> [TASK GOAL]:
Check each line of the records below and collect those that include the word "importada".

> [MATERIAL FOR THIS TASK]:
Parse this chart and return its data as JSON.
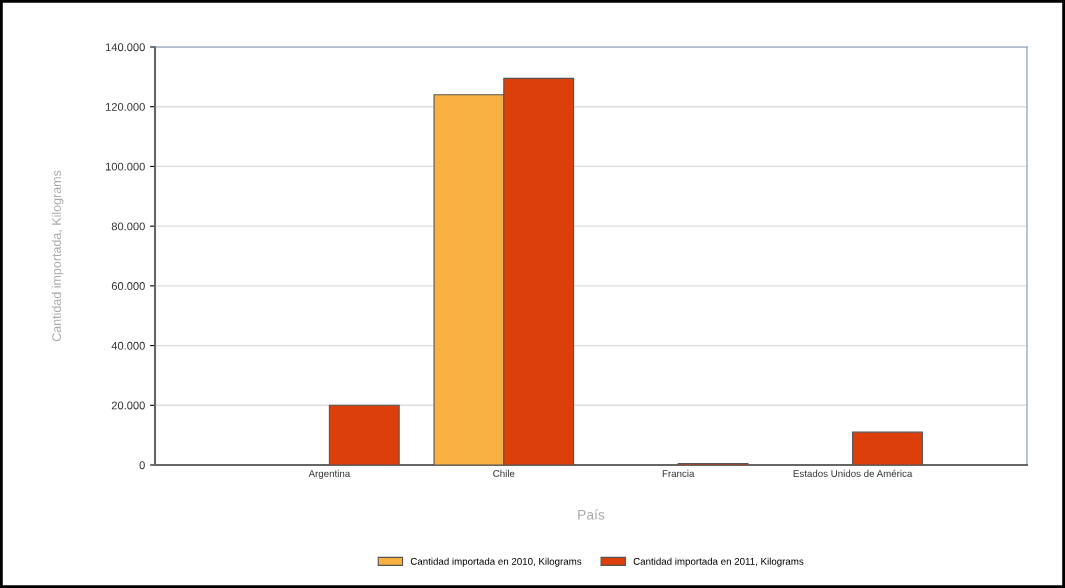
{
  "chart_data": {
    "type": "bar",
    "xlabel": "País",
    "ylabel": "Cantidad importada, Kilograms",
    "categories": [
      "Argentina",
      "Chile",
      "Francia",
      "Estados Unidos de América"
    ],
    "series": [
      {
        "name": "Cantidad importada en 2010, Kilograms",
        "color": "#f8b040",
        "values": [
          null,
          124000,
          null,
          null
        ]
      },
      {
        "name": "Cantidad importada en 2011, Kilograms",
        "color": "#dd3f0b",
        "values": [
          20000,
          129500,
          500,
          11000
        ]
      }
    ],
    "ylim": [
      0,
      140000
    ],
    "yticks": [
      0,
      {
        "value": 20000,
        "label": "20.000"
      },
      {
        "value": 40000,
        "label": "40.000"
      },
      {
        "value": 60000,
        "label": "60.000"
      },
      {
        "value": 80000,
        "label": "80.000"
      },
      {
        "value": 100000,
        "label": "100.000"
      },
      {
        "value": 120000,
        "label": "120.000"
      },
      {
        "value": 140000,
        "label": "140.000"
      }
    ],
    "grid": "y",
    "legend": "bottom"
  }
}
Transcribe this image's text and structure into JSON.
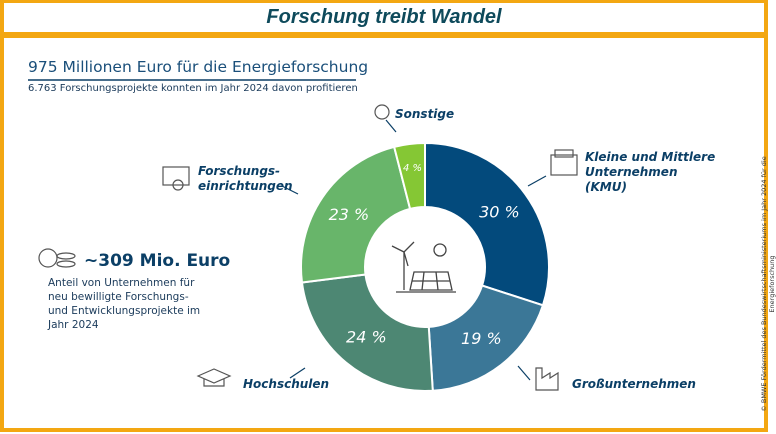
{
  "chart_data": {
    "type": "donut",
    "banner": "Forschung treibt Wandel",
    "title": "975 Millionen Euro für die Energieforschung",
    "subtitle": "6.763 Forschungsprojekte konnten im Jahr 2024 davon profitieren",
    "categories": [
      "Kleine und Mittlere\nUnternehmen\n(KMU)",
      "Großunternehmen",
      "Hochschulen",
      "Forschungs-\neinrichtungen",
      "Sonstige"
    ],
    "values": [
      30,
      19,
      24,
      23,
      4
    ],
    "value_labels": [
      "30 %",
      "19 %",
      "24 %",
      "23 %",
      "4 %"
    ],
    "colors": [
      "#034a7c",
      "#3b7797",
      "#4d8773",
      "#68b56a",
      "#85c734"
    ],
    "annotation": {
      "headline": "~309 Mio. Euro",
      "text": "Anteil von Unternehmen für\nneu bewilligte Forschungs-\nund Entwicklungsprojekte im\nJahr 2024"
    },
    "source": "© BMWE Fördermittel des Bundeswirtschaftsministeriums  im Jahr 2024 für die Energieforschung"
  }
}
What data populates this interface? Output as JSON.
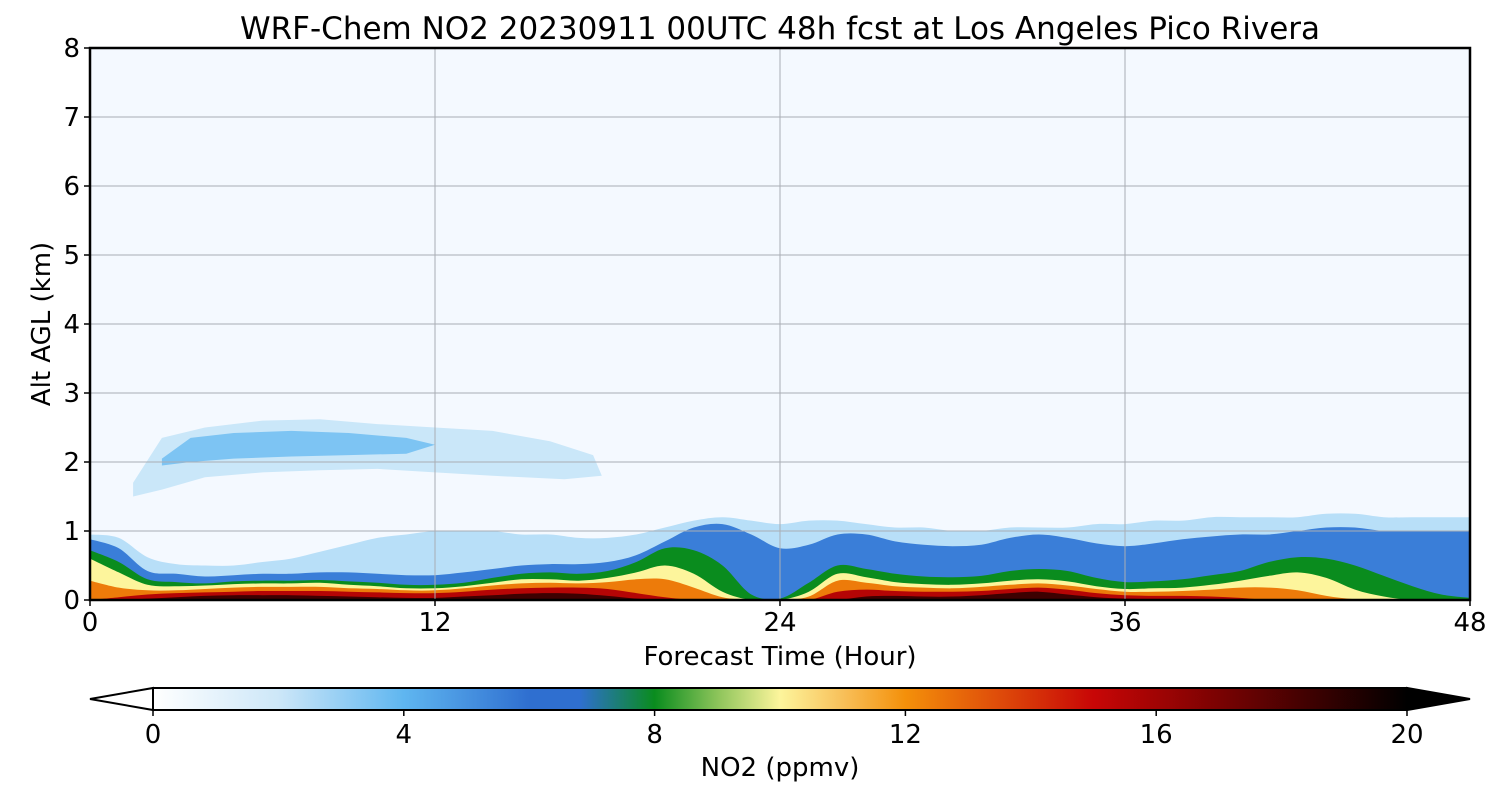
{
  "chart_data": {
    "type": "heatmap",
    "title": "WRF-Chem NO2  20230911 00UTC 48h fcst at Los Angeles Pico Rivera",
    "xlabel": "Forecast Time (Hour)",
    "ylabel": "Alt AGL (km)",
    "xlim": [
      0,
      48
    ],
    "ylim": [
      0,
      8
    ],
    "x_ticks": [
      "0",
      "12",
      "24",
      "36",
      "48"
    ],
    "y_ticks": [
      "0",
      "1",
      "2",
      "3",
      "4",
      "5",
      "6",
      "7",
      "8"
    ],
    "grid": true,
    "colorbar": {
      "label": "NO2  (ppmv)",
      "range": [
        0,
        20
      ],
      "ticks": [
        "0",
        "4",
        "8",
        "12",
        "16",
        "20"
      ],
      "extend": "both",
      "orientation": "horizontal",
      "placement": "bottom"
    },
    "colors": {
      "background": "#f4f9ff",
      "low_blue": "#5fb6f0",
      "mid_blue": "#2f6fd0",
      "green": "#0a8c1e",
      "yellow": "#fdf59c",
      "orange": "#f4900a",
      "red": "#c80606",
      "dark": "#000000"
    },
    "layers": [
      {
        "name": "layer-top",
        "value": 1.5,
        "h": [
          0.95,
          0.9,
          0.62,
          0.52,
          0.5,
          0.5,
          0.55,
          0.6,
          0.7,
          0.8,
          0.9,
          0.95,
          1.0,
          1.0,
          1.0,
          0.95,
          0.95,
          0.9,
          0.9,
          0.95,
          1.05,
          1.15,
          1.2,
          1.15,
          1.1,
          1.15,
          1.15,
          1.1,
          1.05,
          1.05,
          1.0,
          1.0,
          1.05,
          1.05,
          1.05,
          1.1,
          1.1,
          1.15,
          1.15,
          1.2,
          1.2,
          1.2,
          1.2,
          1.25,
          1.25,
          1.2,
          1.2,
          1.2,
          1.2
        ]
      },
      {
        "name": "layer-blue",
        "value": 5,
        "h": [
          0.88,
          0.75,
          0.42,
          0.38,
          0.34,
          0.36,
          0.38,
          0.38,
          0.4,
          0.4,
          0.38,
          0.36,
          0.36,
          0.4,
          0.45,
          0.5,
          0.52,
          0.52,
          0.55,
          0.65,
          0.85,
          1.05,
          1.1,
          0.95,
          0.75,
          0.8,
          0.95,
          0.95,
          0.85,
          0.8,
          0.78,
          0.8,
          0.9,
          0.95,
          0.9,
          0.82,
          0.78,
          0.82,
          0.88,
          0.92,
          0.95,
          0.95,
          1.0,
          1.05,
          1.05,
          1.0,
          1.0,
          1.0,
          1.0
        ]
      },
      {
        "name": "layer-green",
        "value": 8,
        "h": [
          0.72,
          0.55,
          0.3,
          0.26,
          0.24,
          0.27,
          0.28,
          0.28,
          0.29,
          0.27,
          0.25,
          0.22,
          0.22,
          0.25,
          0.32,
          0.38,
          0.4,
          0.38,
          0.42,
          0.55,
          0.75,
          0.72,
          0.5,
          0.08,
          0.02,
          0.25,
          0.5,
          0.45,
          0.38,
          0.34,
          0.33,
          0.35,
          0.42,
          0.45,
          0.42,
          0.32,
          0.26,
          0.27,
          0.3,
          0.36,
          0.42,
          0.55,
          0.62,
          0.6,
          0.5,
          0.35,
          0.2,
          0.08,
          0.03
        ]
      },
      {
        "name": "layer-yellow",
        "value": 10,
        "h": [
          0.6,
          0.4,
          0.22,
          0.2,
          0.21,
          0.23,
          0.24,
          0.24,
          0.25,
          0.22,
          0.2,
          0.17,
          0.17,
          0.2,
          0.25,
          0.3,
          0.3,
          0.28,
          0.32,
          0.4,
          0.5,
          0.38,
          0.12,
          0.0,
          0.0,
          0.12,
          0.38,
          0.33,
          0.26,
          0.23,
          0.22,
          0.24,
          0.28,
          0.3,
          0.27,
          0.2,
          0.16,
          0.17,
          0.18,
          0.22,
          0.28,
          0.35,
          0.4,
          0.32,
          0.15,
          0.05,
          0.0,
          0.0,
          0.0
        ]
      },
      {
        "name": "layer-orange",
        "value": 12.5,
        "h": [
          0.28,
          0.18,
          0.14,
          0.14,
          0.16,
          0.18,
          0.19,
          0.19,
          0.19,
          0.17,
          0.16,
          0.14,
          0.14,
          0.17,
          0.21,
          0.24,
          0.25,
          0.24,
          0.26,
          0.3,
          0.3,
          0.18,
          0.04,
          0.0,
          0.0,
          0.05,
          0.28,
          0.25,
          0.2,
          0.18,
          0.17,
          0.19,
          0.22,
          0.24,
          0.21,
          0.16,
          0.12,
          0.12,
          0.13,
          0.15,
          0.18,
          0.18,
          0.14,
          0.06,
          0.01,
          0.0,
          0.0,
          0.0,
          0.0
        ]
      },
      {
        "name": "layer-red",
        "value": 15.5,
        "h": [
          0.0,
          0.04,
          0.08,
          0.1,
          0.11,
          0.12,
          0.13,
          0.13,
          0.13,
          0.12,
          0.11,
          0.1,
          0.1,
          0.12,
          0.15,
          0.17,
          0.18,
          0.18,
          0.16,
          0.1,
          0.04,
          0.0,
          0.0,
          0.0,
          0.0,
          0.0,
          0.12,
          0.15,
          0.13,
          0.12,
          0.12,
          0.13,
          0.16,
          0.18,
          0.15,
          0.1,
          0.07,
          0.06,
          0.06,
          0.05,
          0.03,
          0.0,
          0.0,
          0.0,
          0.0,
          0.0,
          0.0,
          0.0,
          0.0
        ]
      },
      {
        "name": "layer-dark",
        "value": 18.5,
        "h": [
          0.0,
          0.0,
          0.02,
          0.04,
          0.06,
          0.07,
          0.07,
          0.07,
          0.06,
          0.05,
          0.04,
          0.03,
          0.03,
          0.05,
          0.07,
          0.09,
          0.1,
          0.09,
          0.06,
          0.02,
          0.0,
          0.0,
          0.0,
          0.0,
          0.0,
          0.0,
          0.0,
          0.05,
          0.06,
          0.05,
          0.05,
          0.07,
          0.1,
          0.12,
          0.08,
          0.04,
          0.02,
          0.01,
          0.0,
          0.0,
          0.0,
          0.0,
          0.0,
          0.0,
          0.0,
          0.0,
          0.0,
          0.0,
          0.0
        ]
      }
    ],
    "upper_plume": [
      {
        "name": "plume-outer",
        "value": 1.2,
        "x": [
          1.5,
          2.5,
          4,
          6,
          8,
          10,
          12,
          14,
          16,
          17.5,
          17.8,
          16.5,
          14,
          12,
          10,
          8,
          6,
          4,
          2.5,
          1.5
        ],
        "y": [
          1.7,
          2.35,
          2.5,
          2.6,
          2.62,
          2.55,
          2.5,
          2.45,
          2.3,
          2.1,
          1.8,
          1.75,
          1.8,
          1.85,
          1.9,
          1.88,
          1.85,
          1.78,
          1.6,
          1.5
        ]
      },
      {
        "name": "plume-core",
        "value": 2.5,
        "x": [
          2.5,
          3.5,
          5,
          7,
          9,
          11,
          12,
          11,
          9,
          7,
          5,
          3.5,
          2.5
        ],
        "y": [
          2.05,
          2.35,
          2.42,
          2.45,
          2.42,
          2.35,
          2.25,
          2.12,
          2.1,
          2.08,
          2.05,
          2.0,
          1.95
        ]
      }
    ]
  }
}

> [EXERCISE OUTPUT]:
    "ylabel": "Cantidad importada, Kilograms",
        "name": "Cantidad importada en 2010, Kilograms",
        "name": "Cantidad importada en 2011, Kilograms",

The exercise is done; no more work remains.